Keep only the lines that hold the string "text", filtering out the rest of the entries below.
═════ DATASET ═════
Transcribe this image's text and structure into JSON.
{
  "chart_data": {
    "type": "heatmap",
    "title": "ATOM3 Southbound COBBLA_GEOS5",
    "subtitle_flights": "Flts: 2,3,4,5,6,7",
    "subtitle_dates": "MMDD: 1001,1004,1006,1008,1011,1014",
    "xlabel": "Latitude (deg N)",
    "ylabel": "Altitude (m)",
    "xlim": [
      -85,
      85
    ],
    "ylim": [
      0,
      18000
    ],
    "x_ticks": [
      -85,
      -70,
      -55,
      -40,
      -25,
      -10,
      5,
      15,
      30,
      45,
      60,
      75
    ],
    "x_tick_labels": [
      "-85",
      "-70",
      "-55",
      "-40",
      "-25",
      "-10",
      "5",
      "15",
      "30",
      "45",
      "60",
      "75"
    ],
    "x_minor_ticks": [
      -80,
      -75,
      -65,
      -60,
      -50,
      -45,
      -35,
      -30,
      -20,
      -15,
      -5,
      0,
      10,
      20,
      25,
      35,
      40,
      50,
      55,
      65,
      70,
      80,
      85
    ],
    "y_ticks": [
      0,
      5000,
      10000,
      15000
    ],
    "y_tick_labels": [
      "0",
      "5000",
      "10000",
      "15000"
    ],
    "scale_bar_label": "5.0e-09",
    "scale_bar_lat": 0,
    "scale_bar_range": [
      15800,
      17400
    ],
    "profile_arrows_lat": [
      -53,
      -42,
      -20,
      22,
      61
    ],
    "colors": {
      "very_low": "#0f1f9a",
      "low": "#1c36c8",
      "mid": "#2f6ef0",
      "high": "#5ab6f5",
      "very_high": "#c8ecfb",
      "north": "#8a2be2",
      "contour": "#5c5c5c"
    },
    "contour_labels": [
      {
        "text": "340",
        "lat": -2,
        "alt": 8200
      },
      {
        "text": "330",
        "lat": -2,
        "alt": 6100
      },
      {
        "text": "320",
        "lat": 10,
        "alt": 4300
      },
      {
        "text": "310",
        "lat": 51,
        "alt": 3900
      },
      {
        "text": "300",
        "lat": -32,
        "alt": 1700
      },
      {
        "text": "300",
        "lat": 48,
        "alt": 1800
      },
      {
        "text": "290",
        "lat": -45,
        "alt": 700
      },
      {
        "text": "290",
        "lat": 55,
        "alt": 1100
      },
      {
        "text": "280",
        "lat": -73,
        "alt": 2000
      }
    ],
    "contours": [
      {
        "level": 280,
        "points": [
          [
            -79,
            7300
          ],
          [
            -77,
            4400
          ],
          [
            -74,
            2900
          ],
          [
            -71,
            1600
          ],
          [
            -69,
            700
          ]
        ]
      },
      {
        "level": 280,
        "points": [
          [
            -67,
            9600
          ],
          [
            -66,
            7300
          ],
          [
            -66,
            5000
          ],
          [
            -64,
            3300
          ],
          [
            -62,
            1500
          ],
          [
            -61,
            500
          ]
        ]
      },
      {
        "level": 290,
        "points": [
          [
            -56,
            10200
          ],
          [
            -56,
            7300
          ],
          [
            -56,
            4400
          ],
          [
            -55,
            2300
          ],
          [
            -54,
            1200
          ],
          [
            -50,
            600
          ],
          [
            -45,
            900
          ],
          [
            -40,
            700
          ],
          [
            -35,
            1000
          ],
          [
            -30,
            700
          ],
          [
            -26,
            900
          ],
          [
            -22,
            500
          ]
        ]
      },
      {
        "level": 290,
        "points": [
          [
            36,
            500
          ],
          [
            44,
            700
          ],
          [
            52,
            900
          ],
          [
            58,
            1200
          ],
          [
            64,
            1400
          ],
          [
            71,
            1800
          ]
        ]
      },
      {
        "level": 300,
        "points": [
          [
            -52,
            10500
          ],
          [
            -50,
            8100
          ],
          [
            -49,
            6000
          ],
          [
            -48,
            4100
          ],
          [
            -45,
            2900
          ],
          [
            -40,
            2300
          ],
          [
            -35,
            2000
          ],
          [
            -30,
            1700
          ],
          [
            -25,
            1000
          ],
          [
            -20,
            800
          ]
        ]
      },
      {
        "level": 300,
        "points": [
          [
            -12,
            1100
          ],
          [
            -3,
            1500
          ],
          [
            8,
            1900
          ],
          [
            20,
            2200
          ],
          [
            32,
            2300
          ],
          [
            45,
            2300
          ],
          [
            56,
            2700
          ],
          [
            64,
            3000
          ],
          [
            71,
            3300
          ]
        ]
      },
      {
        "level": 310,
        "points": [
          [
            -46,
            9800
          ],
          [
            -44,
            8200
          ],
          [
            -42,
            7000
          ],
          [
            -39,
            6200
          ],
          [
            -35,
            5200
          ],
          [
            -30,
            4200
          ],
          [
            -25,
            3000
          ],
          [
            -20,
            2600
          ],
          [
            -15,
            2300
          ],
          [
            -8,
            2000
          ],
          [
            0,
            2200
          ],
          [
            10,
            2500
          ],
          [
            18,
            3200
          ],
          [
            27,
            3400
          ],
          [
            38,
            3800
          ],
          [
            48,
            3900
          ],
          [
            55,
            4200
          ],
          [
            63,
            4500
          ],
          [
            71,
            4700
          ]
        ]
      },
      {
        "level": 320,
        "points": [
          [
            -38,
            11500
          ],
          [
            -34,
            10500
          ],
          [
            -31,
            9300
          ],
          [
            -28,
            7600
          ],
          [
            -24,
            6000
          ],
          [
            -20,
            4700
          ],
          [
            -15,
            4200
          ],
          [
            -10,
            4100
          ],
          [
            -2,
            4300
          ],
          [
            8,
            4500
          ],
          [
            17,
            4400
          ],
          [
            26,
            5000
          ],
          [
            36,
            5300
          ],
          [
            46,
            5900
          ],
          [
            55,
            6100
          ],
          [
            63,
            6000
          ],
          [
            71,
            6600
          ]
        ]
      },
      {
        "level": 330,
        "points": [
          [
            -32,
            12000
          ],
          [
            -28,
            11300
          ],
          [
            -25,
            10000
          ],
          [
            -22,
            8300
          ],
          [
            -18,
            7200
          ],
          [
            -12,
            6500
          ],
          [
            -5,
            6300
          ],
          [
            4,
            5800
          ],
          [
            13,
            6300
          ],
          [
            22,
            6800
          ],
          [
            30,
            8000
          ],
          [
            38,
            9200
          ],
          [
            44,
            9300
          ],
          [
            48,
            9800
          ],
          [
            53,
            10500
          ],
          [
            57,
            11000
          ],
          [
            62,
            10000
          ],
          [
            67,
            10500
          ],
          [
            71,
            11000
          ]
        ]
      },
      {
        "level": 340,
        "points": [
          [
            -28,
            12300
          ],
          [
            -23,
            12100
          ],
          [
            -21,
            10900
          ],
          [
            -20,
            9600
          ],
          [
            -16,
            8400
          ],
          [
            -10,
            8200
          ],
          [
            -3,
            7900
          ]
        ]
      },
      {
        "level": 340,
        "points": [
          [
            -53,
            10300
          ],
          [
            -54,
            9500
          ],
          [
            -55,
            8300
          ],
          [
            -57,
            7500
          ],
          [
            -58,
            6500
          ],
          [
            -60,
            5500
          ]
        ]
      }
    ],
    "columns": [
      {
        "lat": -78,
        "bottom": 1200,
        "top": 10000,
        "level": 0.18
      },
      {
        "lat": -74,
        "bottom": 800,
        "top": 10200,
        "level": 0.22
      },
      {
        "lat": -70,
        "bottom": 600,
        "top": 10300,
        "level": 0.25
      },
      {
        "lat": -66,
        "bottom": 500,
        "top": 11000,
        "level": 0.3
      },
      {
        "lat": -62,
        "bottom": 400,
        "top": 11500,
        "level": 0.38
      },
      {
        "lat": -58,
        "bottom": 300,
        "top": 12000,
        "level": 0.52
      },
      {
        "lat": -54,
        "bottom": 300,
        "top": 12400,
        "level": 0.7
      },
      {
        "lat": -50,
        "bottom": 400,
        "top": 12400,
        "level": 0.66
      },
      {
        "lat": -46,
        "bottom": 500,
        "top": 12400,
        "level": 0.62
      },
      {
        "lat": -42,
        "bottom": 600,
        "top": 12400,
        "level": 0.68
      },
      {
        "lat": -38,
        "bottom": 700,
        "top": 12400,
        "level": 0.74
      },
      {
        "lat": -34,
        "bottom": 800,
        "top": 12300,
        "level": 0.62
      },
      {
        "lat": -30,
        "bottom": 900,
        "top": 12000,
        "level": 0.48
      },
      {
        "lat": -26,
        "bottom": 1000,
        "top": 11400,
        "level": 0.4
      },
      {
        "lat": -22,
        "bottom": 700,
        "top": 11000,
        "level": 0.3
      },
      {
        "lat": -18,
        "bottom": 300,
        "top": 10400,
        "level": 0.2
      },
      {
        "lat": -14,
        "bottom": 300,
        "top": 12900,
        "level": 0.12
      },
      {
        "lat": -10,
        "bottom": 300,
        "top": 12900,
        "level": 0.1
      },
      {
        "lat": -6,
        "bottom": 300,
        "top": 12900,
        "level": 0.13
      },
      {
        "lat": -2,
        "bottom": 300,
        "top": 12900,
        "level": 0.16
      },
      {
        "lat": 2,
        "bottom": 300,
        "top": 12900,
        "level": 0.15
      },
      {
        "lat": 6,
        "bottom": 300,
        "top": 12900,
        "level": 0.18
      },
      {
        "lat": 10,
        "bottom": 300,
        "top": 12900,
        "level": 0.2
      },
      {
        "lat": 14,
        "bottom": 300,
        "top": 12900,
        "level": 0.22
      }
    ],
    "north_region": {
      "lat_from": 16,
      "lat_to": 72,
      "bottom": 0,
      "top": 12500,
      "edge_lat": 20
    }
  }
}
═════
THE OUTPUT:
Transcribe this image's text and structure into JSON.
        "text": "340",
        "text": "330",
        "text": "320",
        "text": "310",
        "text": "300",
        "text": "300",
        "text": "290",
        "text": "290",
        "text": "280",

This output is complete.